- [TRAVAIL DEMANDÉ]
Rédigez la suite du texte sur l'occupation érythréenne du territoire des Irob, présenté plus bas, en reprenant après sa dernière phrase.

- [TEXTE FOURNI]
----------
Un traité frontalier hors-sol

Attablé dans le bar d’Adigrat, Eyasu Misgina, qui traduit le témoignage de Tebe, est le chef de cette woreda (subdivision administrative en langue locale amharique, terme également utilisé en tigrigna). Un quart de la zone est occupé, un autre quart partiellement, et le reste est sous le contrôle de l’administration par intérim de la région du Tigré, résume le responsable administratif. Avant de détailler : « Les forces érythréennes ont fermé la route principale pour atteindre les villes occupées depuis Adigrat. Il faut donc passer par les petites routes, ce qui représente un long détour. Le chemin qui prenait 1 heure et coûtait 20 birr (0,15 euros) en bus dure maintenant près de 4 heures et coûte jusqu’à 500 birr (3,75 euros). »

Derrière cette occupation prolongée, un conflit historique entre l’Éthiopie et l’Érythrée, devenue indépendante en 1993. Et qu’un traité signé à Alger (Algérie) en 2000 a tenté de trancher, en séparant le territoire historique des Irob en deux – sans que le nom de ce peuple n’apparaisse dans le texte. « Les signataires n’ont pas pris en compte la situation sur le terrain, regrette Eyasu Misgina. Certaines maisons ou familles auraient dû être séparées en deux selon cet accord. Or on ne peut pas diviser une minorité ethnique… »

Ce scénario du pire est pourtant en train de se dérouler. « Tous les jeunes quittent la zone occupée. Certains tentent de rejoindre l’Europe et meurent dans la mer », déplore Tamu Berhe. Déplacée à deux reprises, cette mère de quatre enfants compte parmi les 12 000 Irob estimés réfugiés à Adigrat, deuxième ville du Tigré et située au Sud à la frontière avec l’Érythrée. Des soldats érythréens se sont emparés de sa maison. « Les Érythréens ont annoncé qu’ils allaient envoyer tous les jeunes dans des camps d’entraînement militaires. Au moins 35 jeunes ont été kidnappés depuis l’accord de Pretoria, dont cinq ont été exécutés cet été. Plus aucun service n’est disponible, cela inclut les centres de soin et les distributions d’aide humanitaire… », reprend Eyasu Misgina, rappelant qu’en Érythrée le service militaire est obligatoire et à durée indéterminée.
----------
- [JEU DE DONNÉES]
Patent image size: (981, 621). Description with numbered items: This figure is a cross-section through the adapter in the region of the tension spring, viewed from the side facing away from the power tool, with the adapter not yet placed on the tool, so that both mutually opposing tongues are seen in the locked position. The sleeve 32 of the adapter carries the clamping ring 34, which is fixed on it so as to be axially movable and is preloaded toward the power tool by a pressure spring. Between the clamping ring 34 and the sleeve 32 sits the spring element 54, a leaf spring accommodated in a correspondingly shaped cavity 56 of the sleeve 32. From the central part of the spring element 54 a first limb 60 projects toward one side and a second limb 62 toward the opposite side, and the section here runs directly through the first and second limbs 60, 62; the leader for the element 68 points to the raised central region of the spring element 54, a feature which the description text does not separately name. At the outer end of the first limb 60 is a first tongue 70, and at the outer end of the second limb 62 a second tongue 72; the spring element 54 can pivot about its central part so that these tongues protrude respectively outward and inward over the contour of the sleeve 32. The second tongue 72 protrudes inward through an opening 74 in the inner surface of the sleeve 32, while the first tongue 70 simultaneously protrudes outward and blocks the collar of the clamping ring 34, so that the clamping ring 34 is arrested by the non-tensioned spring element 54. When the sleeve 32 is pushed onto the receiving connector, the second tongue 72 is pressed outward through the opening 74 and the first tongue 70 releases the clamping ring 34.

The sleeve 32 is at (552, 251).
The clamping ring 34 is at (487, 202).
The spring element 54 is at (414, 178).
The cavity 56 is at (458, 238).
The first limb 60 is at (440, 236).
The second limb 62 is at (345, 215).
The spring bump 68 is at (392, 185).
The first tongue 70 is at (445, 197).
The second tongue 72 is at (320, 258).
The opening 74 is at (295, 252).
----------
- [RÉSULTAT DE TÂCHE]
« Un état transitoire de “ni paix, ni guerre” »

Ce représentant des Irob se félicite néanmoins de récents progrès. « En août, des civils érythréens ont volé 150 animaux à des riverains. Grâce à des négociations, ils ont fini par rendre une partie des moutons, des chèvres et des vaches à leurs propriétaires », souligne-t-il. Cela n’apaise pas pour autant sa peur de voir son peuple rayer de la carte. Dans les villages de sa woreda passés sous domination érythréenne, ce sont désormais les programmes scolaires érythréens qui sont enseignés. « Les Érythréens ont annoncé officiellement aux riverains qu’ils étaient dorénavant érythréens et que s’ils refusent de changer de nationalité ils doivent partir, explique le prêtre catholique Hagos Woldu, dont une partie de la famille réside sur les terres annexées depuis la fin déclarée du conflit. Les Érythréens battent les Irob, les violent, les kidnappent et les tuent : toutes les caractéristiques d’un “génocide” sont réunies », ajoute le prélat.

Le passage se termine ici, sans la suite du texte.